• **PROVIDED PASSAGE**
Hi so my name is Jordan, I’m a freshman in college and I have no idea what I’m doing. And before you start with all the “oh sweetie nobody knows what they’re doing” crap lemme just say I /really/ don’t know what I’m doing. See I was homeschooled my whole life. Not the homeschooling where I live in the attic and only wear the clothes I make from fabric I wove with the silk I milked from my worm garden kinda homeschooled, but I was still homeschooled. I was used to waking up around 9 or 10, grabbing breakfast, going back to bed and maybe flipping through some assignments only to finish them like the day before they were due without any hang ups. See I had classes online and classes in person, but they only ever met once a week.
Now stuff is so much different. I wasn’t ready for the adjustment at all. The first major thing was like the 8:30 classes. I thought it wouldn’t be bad cause like I did the same kinda stuff when I was working, get up at 7 get dressed and ready and then be at work by 8 and things were fine. But I was so very very wrong. So, like sure yeah, I get up at 7:50 every Monday, Wednesday, and Friday and I get to my 8:30 with plenty of time. But I’m so freakin tired it’s not even funny. So yeah that’s the first thing, the next thing that like totally rocked my world was the fact that most of my classes meet more than once a week! I was in no way, shape, or form ready for that. It’s like as soon as I finish one assignment they turn around and give me 3 more! Then professors seem to expect you to know all the stuff they’re teaching you from high school. This was the biggest problem in my math class.

[Spatial layout data]
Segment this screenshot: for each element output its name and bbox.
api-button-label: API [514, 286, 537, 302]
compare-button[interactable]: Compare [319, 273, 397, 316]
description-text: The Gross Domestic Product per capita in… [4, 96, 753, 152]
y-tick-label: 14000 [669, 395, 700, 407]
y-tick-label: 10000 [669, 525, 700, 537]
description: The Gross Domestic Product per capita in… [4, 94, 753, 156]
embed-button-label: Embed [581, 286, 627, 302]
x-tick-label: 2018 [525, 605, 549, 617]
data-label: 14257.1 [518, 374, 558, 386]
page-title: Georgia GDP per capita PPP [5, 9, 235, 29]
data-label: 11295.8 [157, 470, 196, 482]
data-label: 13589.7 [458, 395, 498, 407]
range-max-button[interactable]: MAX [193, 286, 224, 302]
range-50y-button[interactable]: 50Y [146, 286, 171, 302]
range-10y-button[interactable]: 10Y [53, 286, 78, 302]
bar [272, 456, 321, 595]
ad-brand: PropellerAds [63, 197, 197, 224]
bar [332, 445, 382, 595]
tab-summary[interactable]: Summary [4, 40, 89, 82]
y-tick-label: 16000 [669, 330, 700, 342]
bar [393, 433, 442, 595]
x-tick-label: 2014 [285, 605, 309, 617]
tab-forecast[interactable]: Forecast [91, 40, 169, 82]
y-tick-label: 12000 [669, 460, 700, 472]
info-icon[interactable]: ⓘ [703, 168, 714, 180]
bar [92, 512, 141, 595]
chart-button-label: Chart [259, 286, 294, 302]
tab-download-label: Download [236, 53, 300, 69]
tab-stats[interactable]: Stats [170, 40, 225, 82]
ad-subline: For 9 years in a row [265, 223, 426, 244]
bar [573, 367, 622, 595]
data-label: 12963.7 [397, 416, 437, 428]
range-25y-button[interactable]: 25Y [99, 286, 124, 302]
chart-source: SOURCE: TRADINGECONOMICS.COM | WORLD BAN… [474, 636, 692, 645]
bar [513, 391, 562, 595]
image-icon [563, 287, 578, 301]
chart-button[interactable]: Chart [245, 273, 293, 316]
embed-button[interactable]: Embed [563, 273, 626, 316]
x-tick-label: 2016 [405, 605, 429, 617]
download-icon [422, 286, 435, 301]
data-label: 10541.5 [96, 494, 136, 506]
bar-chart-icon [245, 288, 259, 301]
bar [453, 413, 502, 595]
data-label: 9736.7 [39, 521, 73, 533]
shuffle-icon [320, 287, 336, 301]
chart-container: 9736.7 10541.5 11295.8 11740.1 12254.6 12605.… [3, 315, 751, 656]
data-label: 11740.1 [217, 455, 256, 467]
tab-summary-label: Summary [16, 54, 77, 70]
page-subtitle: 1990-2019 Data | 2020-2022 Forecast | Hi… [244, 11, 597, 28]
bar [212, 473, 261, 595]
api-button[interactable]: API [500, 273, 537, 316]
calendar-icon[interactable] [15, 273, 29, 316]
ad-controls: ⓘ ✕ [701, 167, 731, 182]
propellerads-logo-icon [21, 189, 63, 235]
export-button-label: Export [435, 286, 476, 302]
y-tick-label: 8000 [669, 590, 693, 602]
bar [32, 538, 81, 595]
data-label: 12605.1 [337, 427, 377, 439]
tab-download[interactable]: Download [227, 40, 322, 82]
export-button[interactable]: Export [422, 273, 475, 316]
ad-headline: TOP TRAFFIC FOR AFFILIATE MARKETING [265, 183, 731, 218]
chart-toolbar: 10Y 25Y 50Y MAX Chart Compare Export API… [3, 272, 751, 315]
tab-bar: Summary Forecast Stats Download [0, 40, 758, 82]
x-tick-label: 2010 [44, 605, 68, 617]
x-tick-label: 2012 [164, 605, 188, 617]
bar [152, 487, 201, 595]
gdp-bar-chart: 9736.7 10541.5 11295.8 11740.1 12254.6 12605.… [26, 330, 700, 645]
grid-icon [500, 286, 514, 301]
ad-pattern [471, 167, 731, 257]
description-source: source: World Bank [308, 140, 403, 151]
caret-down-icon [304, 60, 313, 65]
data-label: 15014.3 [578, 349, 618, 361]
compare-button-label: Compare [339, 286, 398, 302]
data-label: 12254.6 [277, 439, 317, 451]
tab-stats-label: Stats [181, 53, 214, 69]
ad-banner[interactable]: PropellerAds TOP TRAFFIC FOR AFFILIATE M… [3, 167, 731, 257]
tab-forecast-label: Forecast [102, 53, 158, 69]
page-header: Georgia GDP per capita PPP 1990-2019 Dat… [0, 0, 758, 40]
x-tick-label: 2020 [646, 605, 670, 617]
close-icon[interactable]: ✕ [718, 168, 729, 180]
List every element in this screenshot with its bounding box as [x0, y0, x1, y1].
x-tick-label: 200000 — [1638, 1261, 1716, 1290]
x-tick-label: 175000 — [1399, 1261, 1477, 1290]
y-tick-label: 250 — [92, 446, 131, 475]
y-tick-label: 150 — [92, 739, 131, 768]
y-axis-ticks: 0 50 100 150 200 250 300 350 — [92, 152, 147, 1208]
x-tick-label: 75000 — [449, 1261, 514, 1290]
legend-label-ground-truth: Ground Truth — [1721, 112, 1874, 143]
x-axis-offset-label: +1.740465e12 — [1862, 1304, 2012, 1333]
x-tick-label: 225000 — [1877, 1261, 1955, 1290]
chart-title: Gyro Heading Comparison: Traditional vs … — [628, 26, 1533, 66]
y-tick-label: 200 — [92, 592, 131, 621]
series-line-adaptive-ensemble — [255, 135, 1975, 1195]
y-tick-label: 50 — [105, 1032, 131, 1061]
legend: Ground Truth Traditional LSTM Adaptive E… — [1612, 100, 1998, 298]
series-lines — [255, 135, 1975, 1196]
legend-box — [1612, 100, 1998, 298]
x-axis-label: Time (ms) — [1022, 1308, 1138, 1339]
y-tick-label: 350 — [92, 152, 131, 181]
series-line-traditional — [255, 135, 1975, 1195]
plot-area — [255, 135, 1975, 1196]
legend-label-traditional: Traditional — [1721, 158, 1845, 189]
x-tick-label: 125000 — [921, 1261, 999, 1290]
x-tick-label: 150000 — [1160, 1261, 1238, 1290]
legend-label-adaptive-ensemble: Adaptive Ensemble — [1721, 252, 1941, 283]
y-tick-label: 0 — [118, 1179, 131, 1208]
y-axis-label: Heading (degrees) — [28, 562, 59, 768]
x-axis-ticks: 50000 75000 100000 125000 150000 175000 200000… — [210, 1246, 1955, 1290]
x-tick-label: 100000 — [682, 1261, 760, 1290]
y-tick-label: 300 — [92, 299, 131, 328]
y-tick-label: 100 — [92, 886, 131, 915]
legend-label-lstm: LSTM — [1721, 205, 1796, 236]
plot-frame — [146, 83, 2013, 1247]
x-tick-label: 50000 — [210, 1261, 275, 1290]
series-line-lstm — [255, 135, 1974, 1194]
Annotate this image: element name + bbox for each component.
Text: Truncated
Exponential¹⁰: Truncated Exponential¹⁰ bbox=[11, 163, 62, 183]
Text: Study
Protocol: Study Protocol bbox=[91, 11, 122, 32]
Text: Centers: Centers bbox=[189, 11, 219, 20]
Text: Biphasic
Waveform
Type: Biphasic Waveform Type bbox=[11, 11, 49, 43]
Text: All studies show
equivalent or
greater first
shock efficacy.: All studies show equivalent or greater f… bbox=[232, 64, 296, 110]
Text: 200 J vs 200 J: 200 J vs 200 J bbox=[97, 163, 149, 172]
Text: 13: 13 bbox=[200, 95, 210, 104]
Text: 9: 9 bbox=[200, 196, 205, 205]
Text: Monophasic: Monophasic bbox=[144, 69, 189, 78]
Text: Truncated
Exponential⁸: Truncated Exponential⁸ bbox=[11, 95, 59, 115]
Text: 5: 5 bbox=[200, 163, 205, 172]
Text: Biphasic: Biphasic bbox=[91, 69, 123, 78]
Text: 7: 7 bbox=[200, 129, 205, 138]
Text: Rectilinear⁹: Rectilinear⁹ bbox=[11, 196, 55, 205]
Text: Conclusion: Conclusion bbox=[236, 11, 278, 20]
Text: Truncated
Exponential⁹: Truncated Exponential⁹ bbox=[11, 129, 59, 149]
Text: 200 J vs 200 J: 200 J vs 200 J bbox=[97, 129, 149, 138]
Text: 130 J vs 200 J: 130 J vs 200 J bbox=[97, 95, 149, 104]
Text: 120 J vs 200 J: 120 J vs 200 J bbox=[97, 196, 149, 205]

• **EXERCISE DETAILS**
Retype the part of the account of starting college after homeschooling that begins with "Now stuff is" and continues through "my math class.", keeping every word and mark unchanged.

• **ANSWER TO THE PROBLEM**
Now stuff is so much different. I wasn’t ready for the adjustment at all. The first major thing was like the 8:30 classes. I thought it wouldn’t be bad cause like I did the same kinda stuff when I was working, get up at 7 get dressed and ready and then be at work by 8 and things were fine. But I was so very very wrong. So, like sure yeah, I get up at 7:50 every Monday, Wednesday, and Friday and I get to my 8:30 with plenty of time. But I’m so freakin tired it’s not even funny. So yeah that’s the first thing, the next thing that like totally rocked my world was the fact that most of my classes meet more than once a week! I was in no way, shape, or form ready for that. It’s like as soon as I finish one assignment they turn around and give me 3 more! Then professors seem to expect you to know all the stuff they’re teaching you from high school. This was the biggest problem in my math class.